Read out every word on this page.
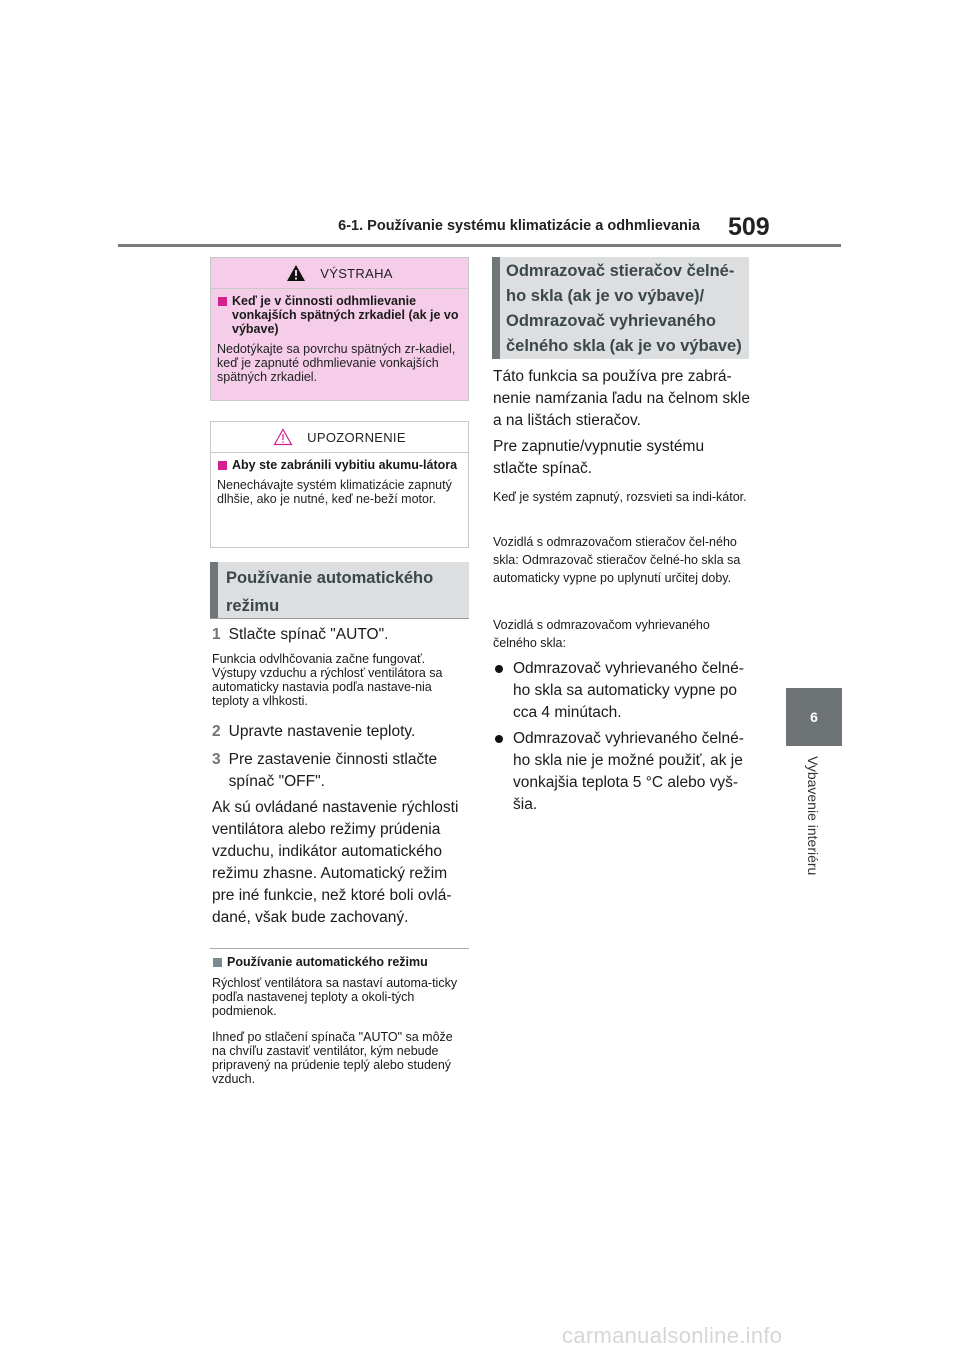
6-1. Používanie systému klimatizácie a odhmlievania 509
6
Vybavenie interiéru
VÝSTRAHA
Keď je v činnosti odhmlievanie vonkajších spätných zrkadiel (ak je vo výbave)
Nedotýkajte sa povrchu spätných zr-kadiel, keď je zapnuté odhmlievanie vonkajších spätných zrkadiel.
UPOZORNENIE
Aby ste zabránili vybitiu akumu-látora
Nenechávajte systém klimatizácie zapnutý dlhšie, ako je nutné, keď ne-beží motor.
Používanie automatického režimu
1 Stlačte spínač "AUTO".
Funkcia odvlhčovania začne fungovať. Výstupy vzduchu a rýchlosť ventilátora sa automaticky nastavia podľa nastave-nia teploty a vlhkosti.
2 Upravte nastavenie teploty.
3 Pre zastavenie činnosti stlačte spínač "OFF".
Ak sú ovládané nastavenie rýchlosti ventilátora alebo režimy prúdenia vzduchu, indikátor automatického režimu zhasne. Automatický režim pre iné funkcie, než ktoré boli ovlá-dané, však bude zachovaný.
Používanie automatického režimu
Rýchlosť ventilátora sa nastaví automa-ticky podľa nastavenej teploty a okoli-tých podmienok.
Ihneď po stlačení spínača "AUTO" sa môže na chvíľu zastaviť ventilátor, kým nebude pripravený na prúdenie teplý alebo studený vzduch.
Odmrazovač stieračov čelné-ho skla (ak je vo výbave)/ Odmrazovač vyhrievaného čelného skla (ak je vo výbave)
Táto funkcia sa používa pre zabrá-nenie namŕzania ľadu na čelnom skle a na lištách stieračov.
Pre zapnutie/vypnutie systému stlačte spínač.
Keď je systém zapnutý, rozsvieti sa indi-kátor.
Vozidlá s odmrazovačom stieračov čel-ného skla: Odmrazovač stieračov čelné-ho skla sa automaticky vypne po uplynutí určitej doby.
Vozidlá s odmrazovačom vyhrievaného čelného skla:
Odmrazovač vyhrievaného čelné-ho skla sa automaticky vypne po cca 4 minútach.
Odmrazovač vyhrievaného čelné-ho skla nie je možné použiť, ak je vonkajšia teplota 5 °C alebo vyš-šia.
carmanualsonline.info
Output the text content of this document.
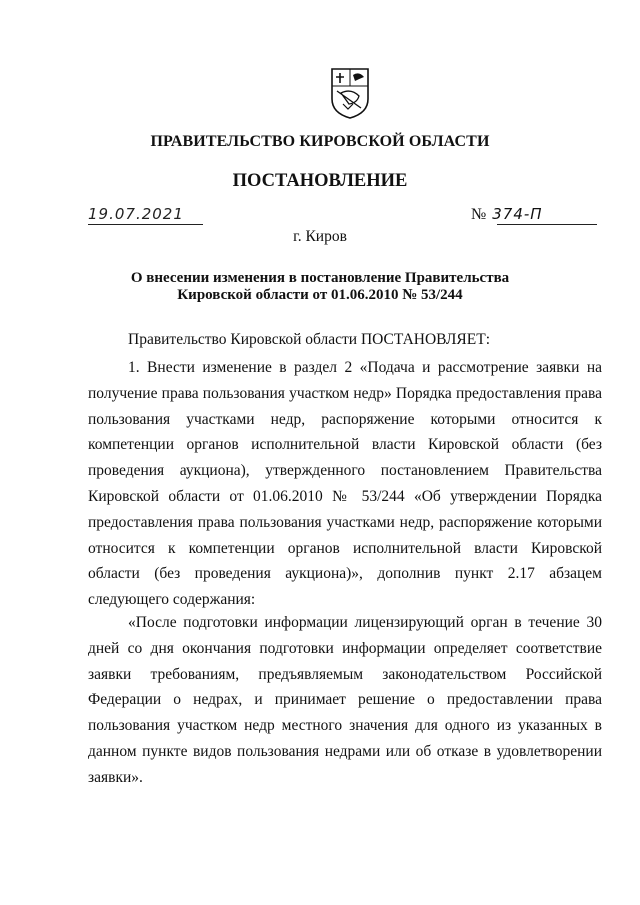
ПРАВИТЕЛЬСТВО КИРОВСКОЙ ОБЛАСТИ
ПОСТАНОВЛЕНИЕ
19.07.2021	№ 374-П
г. Киров
О внесении изменения в постановление Правительства Кировской области от 01.06.2010 № 53/244
Правительство Кировской области ПОСТАНОВЛЯЕТ:
1. Внести изменение в раздел 2 «Подача и рассмотрение заявки на получение права пользования участком недр» Порядка предоставления права пользования участками недр, распоряжение которыми относится к компетенции органов исполнительной власти Кировской области (без проведения аукциона), утвержденного постановлением Правительства Кировской области от 01.06.2010 № 53/244 «Об утверждении Порядка предоставления права пользования участками недр, распоряжение которыми относится к компетенции органов исполнительной власти Кировской области (без проведения аукциона)», дополнив пункт 2.17 абзацем следующего содержания:
«После подготовки информации лицензирующий орган в течение 30 дней со дня окончания подготовки информации определяет соответствие заявки требованиям, предъявляемым законодательством Российской Федерации о недрах, и принимает решение о предоставлении права пользования участком недр местного значения для одного из указанных в данном пункте видов пользования недрами или об отказе в удовлетворении заявки».
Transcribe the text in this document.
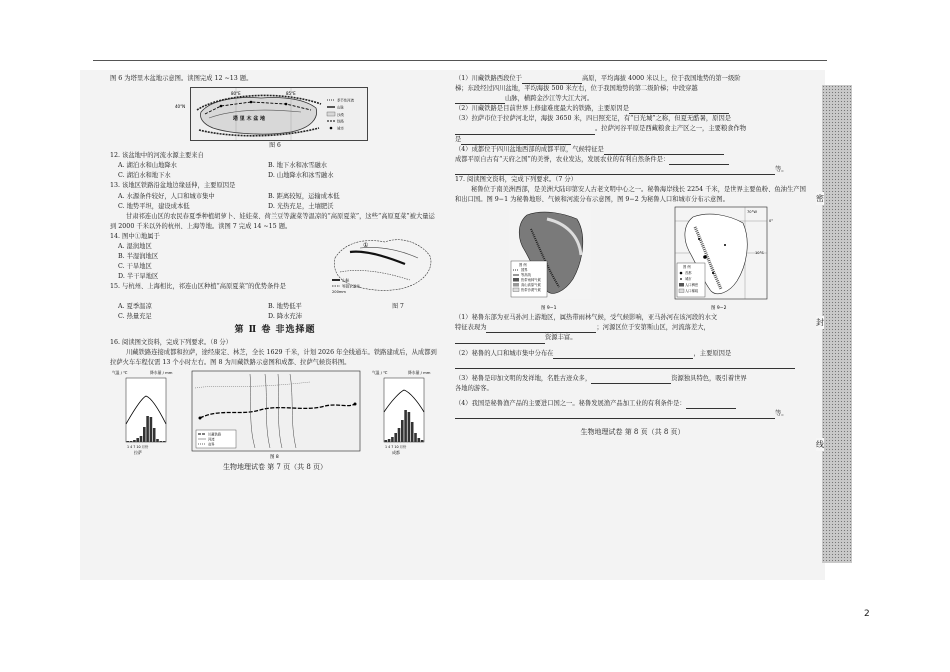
图 6 为塔里木盆地示意图。读图完成 12 ~13 题。
80°E	85°E
40°N
塔 里 木 盆 地
季节性河流
山脉
沙漠
铁路
城市
图 6
12. 该盆地中的河流水源主要来自
A. 湖泊水和山地降水	B. 地下水和冰雪融水
C. 湖泊水和地下水	D. 山地降水和冰雪融水
13. 该地区铁路沿盆地边缘延伸，主要原因是
A. 水源条件较好，人口和城市集中	B. 距离较短，运输成本低
C. 地势平坦，建设成本低	D. 光热充足，土壤肥沃
甘肃祁连山区的农民春夏季种植胡萝卜、娃娃菜、荷兰豆等蔬菜等温凉的“高原夏菜”，这些“高原夏菜”被大量运到 2000 千米以外的杭州、上海等地。读图 7 完成 14 ~15 题。
14. 图中①地属于
A. 湿润地区
B. 半湿润地区
C. 干旱地区
D. 半干旱地区
15. 与杭州、上海相比，祁连山区种植“高原夏菜”的优势条件是
①
山脉
等降水量线
200mm
A. 夏季温凉	B. 地势低平	图 7
C. 热量充足	D. 降水充沛
第 Ⅱ 卷 非选择题
16. 阅读图文资料，完成下列要求。（8 分）
川藏铁路连接成都和拉萨，途经康定、林芝，全长 1629 千米，计划 2026 年全线通车。铁路建成后，从成都到拉萨火车车程仅需 13 个小时左右。图 8 为川藏铁路示意图和成都、拉萨气候资料图。
气温 / ℃	降水量 / mm
1 4 7 10 月份
拉萨
川藏铁路
河流
省界
图 8
气温 / ℃	降水量 / mm
1 4 7 10 月份
成都
生物地理试卷 第 7 页（共 8 页）
（1）川藏铁路西段位于	高原，平均海拔 4000 米以上，位于我国地势的第一级阶
梯；东段经过四川盆地，平均海拔 500 米左右，位于我国地势的第二级阶梯；中段穿越
山脉，横跨金沙江等大江大河。
（2）川藏铁路是目前世界上修建难度最大的铁路，主要原因是
（3）拉萨市位于拉萨河北岸，海拔 3650 米，四日照充足，有“日光城”之称，但夏无酷暑，原因是
。拉萨河谷平原是西藏粮食主产区之一，主要粮食作物
是
（4）成都位于四川盆地西部的成都平原，气候特征是
成都平原自古有“天府之国”的美誉，农业发达，发展农业的有利自然条件是：
等。
17. 阅读图文资料，完成下列要求。（7 分）
秘鲁位于南美洲西部，是美洲大陆印第安人古老文明中心之一。秘鲁海岸线长 2254 千米，是世界主要鱼粉、鱼油生产国和出口国。图 9−1 为秘鲁地形、气候和河流分布示意图，图 9−2 为秘鲁人口和城市分布示意图。
图 例
国界
等高线
热带雨林气候
高山高原气候
热带沙漠气候
图 9−1
0°
10°S
70°W
图 例
首都
城市
人口稠密
人口稀疏
图 9−2
（1）秘鲁东部为亚马孙河上游地区，属热带雨林气候，受气候影响，亚马孙河在该河段的水文
特征表现为	；河源区位于安第斯山区，河流落差大，
资源丰富。
（2）秘鲁的人口和城市集中分布在	，主要原因是
（3）秘鲁是印加文明的发祥地，名胜古迹众多，	资源独具特色，吸引着世界
各地的游客。
（4）我国是秘鲁渔产品的主要进口国之一。秘鲁发展渔产品加工业的有利条件是：
等。
生物地理试卷 第 8 页（共 8 页）
密
封
线
2
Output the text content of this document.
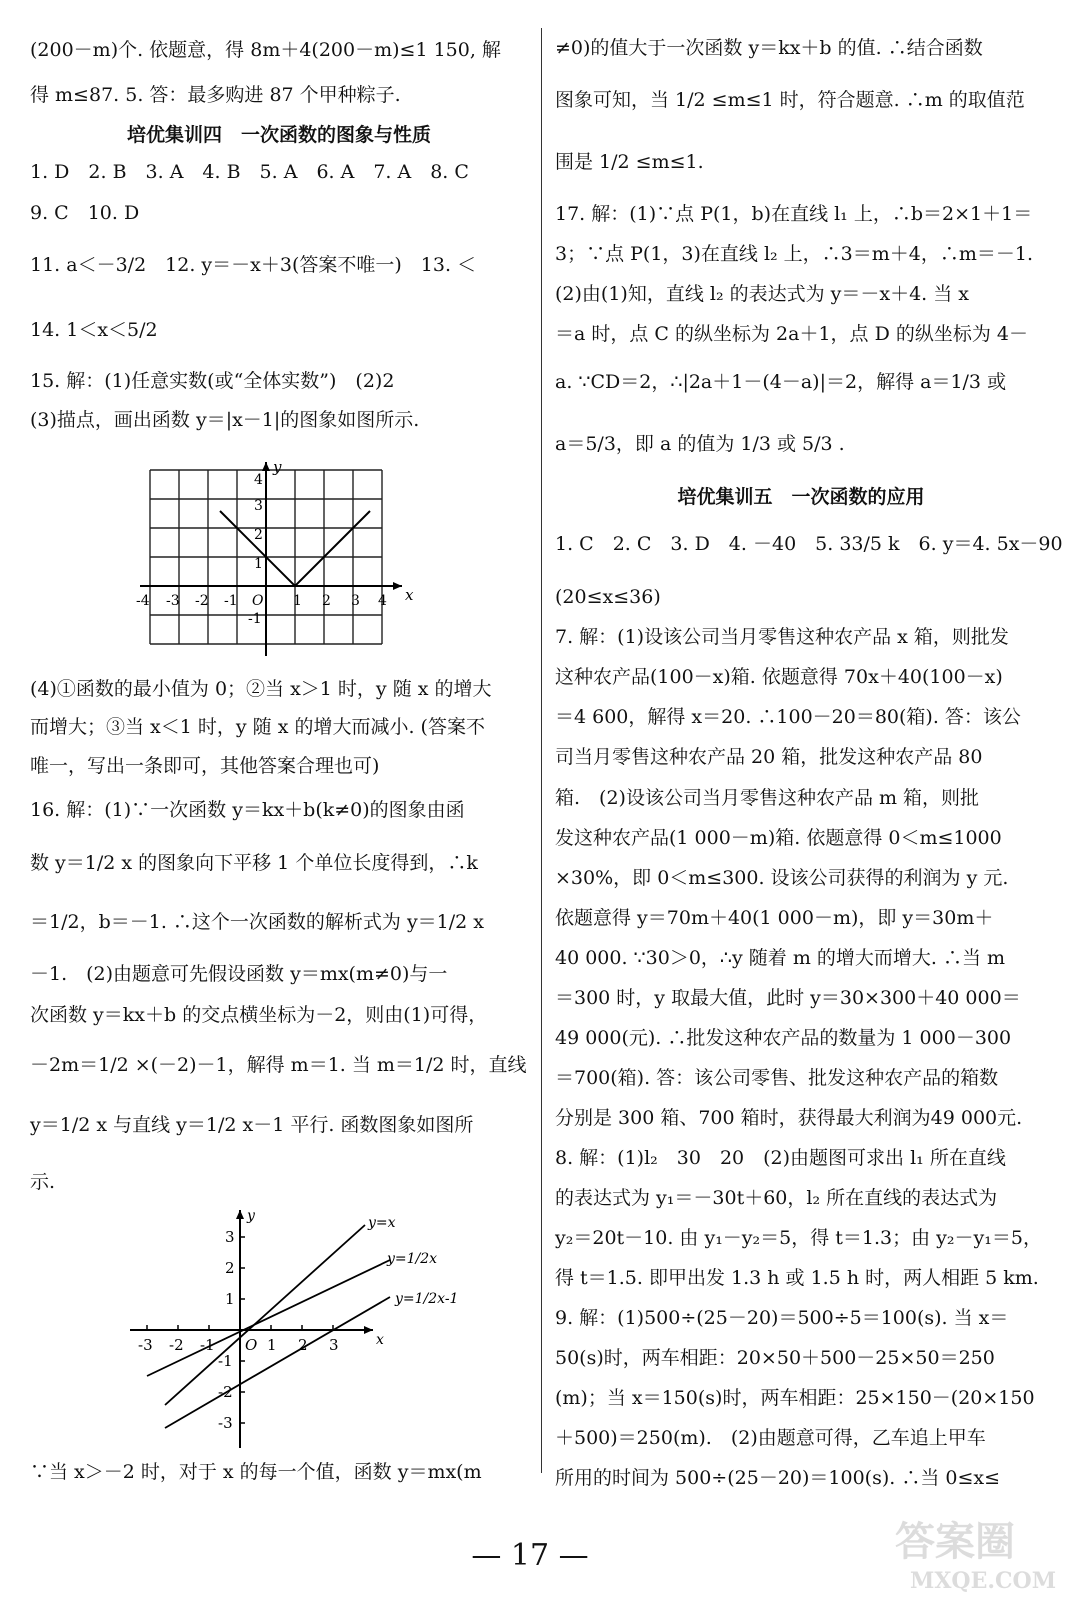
(200－m)个. 依题意，得 8m＋4(200－m)≤1 150, 解
得 m≤87. 5. 答：最多购进 87 个甲种粽子.
培优集训四　一次函数的图象与性质
1. D　2. B　3. A　4. B　5. A　6. A　7. A　8. C
9. C　10. D
11. a＜－3/2　12. y＝－x＋3(答案不唯一)　13. ＜
14. 1＜x＜5/2
15. 解：(1)任意实数(或“全体实数”)　(2)2
(3)描点，画出函数 y＝|x－1|的图象如图所示.
x
y
-4 -3 -2 -1 O 1 2 3 4
4
3
2
1
-1
(4)①函数的最小值为 0；②当 x＞1 时，y 随 x 的增大
而增大；③当 x＜1 时，y 随 x 的增大而减小. (答案不
唯一，写出一条即可，其他答案合理也可)
16. 解：(1)∵一次函数 y＝kx＋b(k≠0)的图象由函
数 y＝1/2 x 的图象向下平移 1 个单位长度得到，∴k
＝1/2，b＝－1. ∴这个一次函数的解析式为 y＝1/2 x
－1.　(2)由题意可先假设函数 y＝mx(m≠0)与一
次函数 y＝kx＋b 的交点横坐标为－2，则由(1)可得，
－2m＝1/2 ×(－2)－1，解得 m＝1. 当 m＝1/2 时，直线
y＝1/2 x 与直线 y＝1/2 x－1 平行. 函数图象如图所
示.
y=x
y=1/2x
y=1/2x-1
x
y
-3 -2 -1 O 1 2 3
3
2
1
-1
-2
-3
∵当 x＞－2 时，对于 x 的每一个值，函数 y＝mx(m
≠0)的值大于一次函数 y＝kx＋b 的值. ∴结合函数
图象可知，当 1/2 ≤m≤1 时，符合题意. ∴m 的取值范
围是 1/2 ≤m≤1.
17. 解：(1)∵点 P(1，b)在直线 l₁ 上，∴b＝2×1＋1＝
3；∵点 P(1，3)在直线 l₂ 上，∴3＝m＋4，∴m＝－1.
(2)由(1)知，直线 l₂ 的表达式为 y＝－x＋4. 当 x
＝a 时，点 C 的纵坐标为 2a＋1，点 D 的纵坐标为 4－
a. ∵CD＝2，∴|2a＋1－(4－a)|＝2，解得 a＝1/3 或
a＝5/3，即 a 的值为 1/3 或 5/3 .
培优集训五　一次函数的应用
1. C　2. C　3. D　4. －40　5. 33/5 k　6. y＝4. 5x－90
(20≤x≤36)
7. 解：(1)设该公司当月零售这种农产品 x 箱，则批发
这种农产品(100－x)箱. 依题意得 70x＋40(100－x)
＝4 600，解得 x＝20. ∴100－20＝80(箱). 答：该公
司当月零售这种农产品 20 箱，批发这种农产品 80
箱.　(2)设该公司当月零售这种农产品 m 箱，则批
发这种农产品(1 000－m)箱. 依题意得 0＜m≤1000
×30%，即 0＜m≤300. 设该公司获得的利润为 y 元.
依题意得 y＝70m＋40(1 000－m)，即 y＝30m＋
40 000. ∵30＞0，∴y 随着 m 的增大而增大. ∴当 m
＝300 时，y 取最大值，此时 y＝30×300＋40 000＝
49 000(元). ∴批发这种农产品的数量为 1 000－300
＝700(箱). 答：该公司零售、批发这种农产品的箱数
分别是 300 箱、700 箱时，获得最大利润为49 000元.
8. 解：(1)l₂　30　20　(2)由题图可求出 l₁ 所在直线
的表达式为 y₁＝－30t＋60，l₂ 所在直线的表达式为
y₂＝20t－10. 由 y₁－y₂＝5，得 t＝1.3；由 y₂－y₁＝5，
得 t＝1.5. 即甲出发 1.3 h 或 1.5 h 时，两人相距 5 km.
9. 解：(1)500÷(25－20)＝500÷5＝100(s). 当 x＝
50(s)时，两车相距：20×50＋500－25×50＝250
(m)；当 x＝150(s)时，两车相距：25×150－(20×150
＋500)＝250(m).　(2)由题意可得，乙车追上甲车
所用的时间为 500÷(25－20)＝100(s). ∴当 0≤x≤
— 17 —	答案圈
MXQE.COM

WORK TO COMPLETE - Determine how many lines of the records above contain the word "主要原因是", and report only that number.

ANSWER TO THIS TASK - 3